[Begin Extracted material]
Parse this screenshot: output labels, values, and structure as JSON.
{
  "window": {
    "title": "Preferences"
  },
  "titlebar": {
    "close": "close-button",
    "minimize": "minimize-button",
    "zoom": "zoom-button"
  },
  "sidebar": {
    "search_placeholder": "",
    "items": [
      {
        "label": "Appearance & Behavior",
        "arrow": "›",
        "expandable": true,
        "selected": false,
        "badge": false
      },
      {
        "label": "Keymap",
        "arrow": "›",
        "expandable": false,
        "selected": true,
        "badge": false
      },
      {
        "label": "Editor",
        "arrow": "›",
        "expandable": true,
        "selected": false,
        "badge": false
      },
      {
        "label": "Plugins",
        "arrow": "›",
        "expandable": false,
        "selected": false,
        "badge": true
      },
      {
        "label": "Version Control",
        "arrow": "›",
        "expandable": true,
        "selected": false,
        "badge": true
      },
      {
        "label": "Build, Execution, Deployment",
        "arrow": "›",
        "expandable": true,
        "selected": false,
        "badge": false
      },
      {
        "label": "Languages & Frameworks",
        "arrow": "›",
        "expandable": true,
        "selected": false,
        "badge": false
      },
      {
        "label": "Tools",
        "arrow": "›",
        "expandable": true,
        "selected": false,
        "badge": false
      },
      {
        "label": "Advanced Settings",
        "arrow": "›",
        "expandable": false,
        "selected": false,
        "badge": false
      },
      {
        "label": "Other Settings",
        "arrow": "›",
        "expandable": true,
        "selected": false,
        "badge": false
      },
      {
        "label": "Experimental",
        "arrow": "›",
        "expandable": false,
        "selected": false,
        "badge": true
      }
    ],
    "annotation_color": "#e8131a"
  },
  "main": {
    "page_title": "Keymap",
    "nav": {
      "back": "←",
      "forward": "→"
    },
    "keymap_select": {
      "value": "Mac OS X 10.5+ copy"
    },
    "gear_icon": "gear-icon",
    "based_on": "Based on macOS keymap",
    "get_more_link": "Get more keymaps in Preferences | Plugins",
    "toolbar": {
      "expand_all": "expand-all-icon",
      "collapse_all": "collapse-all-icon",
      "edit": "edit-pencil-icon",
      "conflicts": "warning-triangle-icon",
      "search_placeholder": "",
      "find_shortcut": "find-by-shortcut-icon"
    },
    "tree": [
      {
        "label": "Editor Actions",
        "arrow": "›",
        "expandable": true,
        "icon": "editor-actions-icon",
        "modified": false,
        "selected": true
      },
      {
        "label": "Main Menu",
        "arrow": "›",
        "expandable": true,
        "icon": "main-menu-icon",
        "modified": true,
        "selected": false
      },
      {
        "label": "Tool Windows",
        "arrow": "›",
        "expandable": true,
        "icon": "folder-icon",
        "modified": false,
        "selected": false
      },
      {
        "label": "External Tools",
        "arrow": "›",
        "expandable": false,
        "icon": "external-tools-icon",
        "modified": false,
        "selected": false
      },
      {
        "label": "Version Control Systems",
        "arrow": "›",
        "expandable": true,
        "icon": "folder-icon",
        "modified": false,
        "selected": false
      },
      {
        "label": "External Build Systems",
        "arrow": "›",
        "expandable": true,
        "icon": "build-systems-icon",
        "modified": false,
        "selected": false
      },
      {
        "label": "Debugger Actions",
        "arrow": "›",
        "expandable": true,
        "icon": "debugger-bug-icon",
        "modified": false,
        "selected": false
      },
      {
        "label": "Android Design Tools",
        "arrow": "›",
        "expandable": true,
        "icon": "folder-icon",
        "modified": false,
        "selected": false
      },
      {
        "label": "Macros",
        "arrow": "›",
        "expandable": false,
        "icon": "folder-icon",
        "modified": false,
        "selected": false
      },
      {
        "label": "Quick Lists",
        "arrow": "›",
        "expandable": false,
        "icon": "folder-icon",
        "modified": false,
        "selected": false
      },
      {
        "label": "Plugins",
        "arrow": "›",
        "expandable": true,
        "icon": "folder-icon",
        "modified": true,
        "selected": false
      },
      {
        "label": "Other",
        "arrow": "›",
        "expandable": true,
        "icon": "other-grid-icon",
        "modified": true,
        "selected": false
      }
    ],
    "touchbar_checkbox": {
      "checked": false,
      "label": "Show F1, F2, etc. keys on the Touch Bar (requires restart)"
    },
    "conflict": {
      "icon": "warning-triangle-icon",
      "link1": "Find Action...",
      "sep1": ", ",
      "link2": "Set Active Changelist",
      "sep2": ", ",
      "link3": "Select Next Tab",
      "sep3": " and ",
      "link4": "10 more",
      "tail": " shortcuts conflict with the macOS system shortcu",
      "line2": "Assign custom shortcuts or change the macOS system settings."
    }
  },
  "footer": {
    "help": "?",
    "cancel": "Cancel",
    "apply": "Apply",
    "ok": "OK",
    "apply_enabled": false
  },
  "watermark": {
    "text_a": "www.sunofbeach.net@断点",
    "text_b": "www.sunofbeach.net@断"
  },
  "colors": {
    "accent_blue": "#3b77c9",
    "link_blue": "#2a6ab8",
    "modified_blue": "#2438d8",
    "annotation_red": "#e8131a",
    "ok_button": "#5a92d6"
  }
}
[End Extracted material]
▸ **What you need to do**:
Copy out all of the records above with nothing altered.

▸ **Right answer**:
Parse this screenshot: output labels, values, and structure as JSON.
{
  "window": {
    "title": "Preferences"
  },
  "titlebar": {
    "close": "close-button",
    "minimize": "minimize-button",
    "zoom": "zoom-button"
  },
  "sidebar": {
    "search_placeholder": "",
    "items": [
      {
        "label": "Appearance & Behavior",
        "arrow": "›",
        "expandable": true,
        "selected": false,
        "badge": false
      },
      {
        "label": "Keymap",
        "arrow": "›",
        "expandable": false,
        "selected": true,
        "badge": false
      },
      {
        "label": "Editor",
        "arrow": "›",
        "expandable": true,
        "selected": false,
        "badge": false
      },
      {
        "label": "Plugins",
        "arrow": "›",
        "expandable": false,
        "selected": false,
        "badge": true
      },
      {
        "label": "Version Control",
        "arrow": "›",
        "expandable": true,
        "selected": false,
        "badge": true
      },
      {
        "label": "Build, Execution, Deployment",
        "arrow": "›",
        "expandable": true,
        "selected": false,
        "badge": false
      },
      {
        "label": "Languages & Frameworks",
        "arrow": "›",
        "expandable": true,
        "selected": false,
        "badge": false
      },
      {
        "label": "Tools",
        "arrow": "›",
        "expandable": true,
        "selected": false,
        "badge": false
      },
      {
        "label": "Advanced Settings",
        "arrow": "›",
        "expandable": false,
        "selected": false,
        "badge": false
      },
      {
        "label": "Other Settings",
        "arrow": "›",
        "expandable": true,
        "selected": false,
        "badge": false
      },
      {
        "label": "Experimental",
        "arrow": "›",
        "expandable": false,
        "selected": false,
        "badge": true
      }
    ],
    "annotation_color": "#e8131a"
  },
  "main": {
    "page_title": "Keymap",
    "nav": {
      "back": "←",
      "forward": "→"
    },
    "keymap_select": {
      "value": "Mac OS X 10.5+ copy"
    },
    "gear_icon": "gear-icon",
    "based_on": "Based on macOS keymap",
    "get_more_link": "Get more keymaps in Preferences | Plugins",
    "toolbar": {
      "expand_all": "expand-all-icon",
      "collapse_all": "collapse-all-icon",
      "edit": "edit-pencil-icon",
      "conflicts": "warning-triangle-icon",
      "search_placeholder": "",
      "find_shortcut": "find-by-shortcut-icon"
    },
    "tree": [
      {
        "label": "Editor Actions",
        "arrow": "›",
        "expandable": true,
        "icon": "editor-actions-icon",
        "modified": false,
        "selected": true
      },
      {
        "label": "Main Menu",
        "arrow": "›",
        "expandable": true,
        "icon": "main-menu-icon",
        "modified": true,
        "selected": false
      },
      {
        "label": "Tool Windows",
        "arrow": "›",
        "expandable": true,
        "icon": "folder-icon",
        "modified": false,
        "selected": false
      },
      {
        "label": "External Tools",
        "arrow": "›",
        "expandable": false,
        "icon": "external-tools-icon",
        "modified": false,
        "selected": false
      },
      {
        "label": "Version Control Systems",
        "arrow": "›",
        "expandable": true,
        "icon": "folder-icon",
        "modified": false,
        "selected": false
      },
      {
        "label": "External Build Systems",
        "arrow": "›",
        "expandable": true,
        "icon": "build-systems-icon",
        "modified": false,
        "selected": false
      },
      {
        "label": "Debugger Actions",
        "arrow": "›",
        "expandable": true,
        "icon": "debugger-bug-icon",
        "modified": false,
        "selected": false
      },
      {
        "label": "Android Design Tools",
        "arrow": "›",
        "expandable": true,
        "icon": "folder-icon",
        "modified": false,
        "selected": false
      },
      {
        "label": "Macros",
        "arrow": "›",
        "expandable": false,
        "icon": "folder-icon",
        "modified": false,
        "selected": false
      },
      {
        "label": "Quick Lists",
        "arrow": "›",
        "expandable": false,
        "icon": "folder-icon",
        "modified": false,
        "selected": false
      },
      {
        "label": "Plugins",
        "arrow": "›",
        "expandable": true,
        "icon": "folder-icon",
        "modified": true,
        "selected": false
      },
      {
        "label": "Other",
        "arrow": "›",
        "expandable": true,
        "icon": "other-grid-icon",
        "modified": true,
        "selected": false
      }
    ],
    "touchbar_checkbox": {
      "checked": false,
      "label": "Show F1, F2, etc. keys on the Touch Bar (requires restart)"
    },
    "conflict": {
      "icon": "warning-triangle-icon",
      "link1": "Find Action...",
      "sep1": ", ",
      "link2": "Set Active Changelist",
      "sep2": ", ",
      "link3": "Select Next Tab",
      "sep3": " and ",
      "link4": "10 more",
      "tail": " shortcuts conflict with the macOS system shortcu",
      "line2": "Assign custom shortcuts or change the macOS system settings."
    }
  },
  "footer": {
    "help": "?",
    "cancel": "Cancel",
    "apply": "Apply",
    "ok": "OK",
    "apply_enabled": false
  },
  "watermark": {
    "text_a": "www.sunofbeach.net@断点",
    "text_b": "www.sunofbeach.net@断"
  },
  "colors": {
    "accent_blue": "#3b77c9",
    "link_blue": "#2a6ab8",
    "modified_blue": "#2438d8",
    "annotation_red": "#e8131a",
    "ok_button": "#5a92d6"
  }
}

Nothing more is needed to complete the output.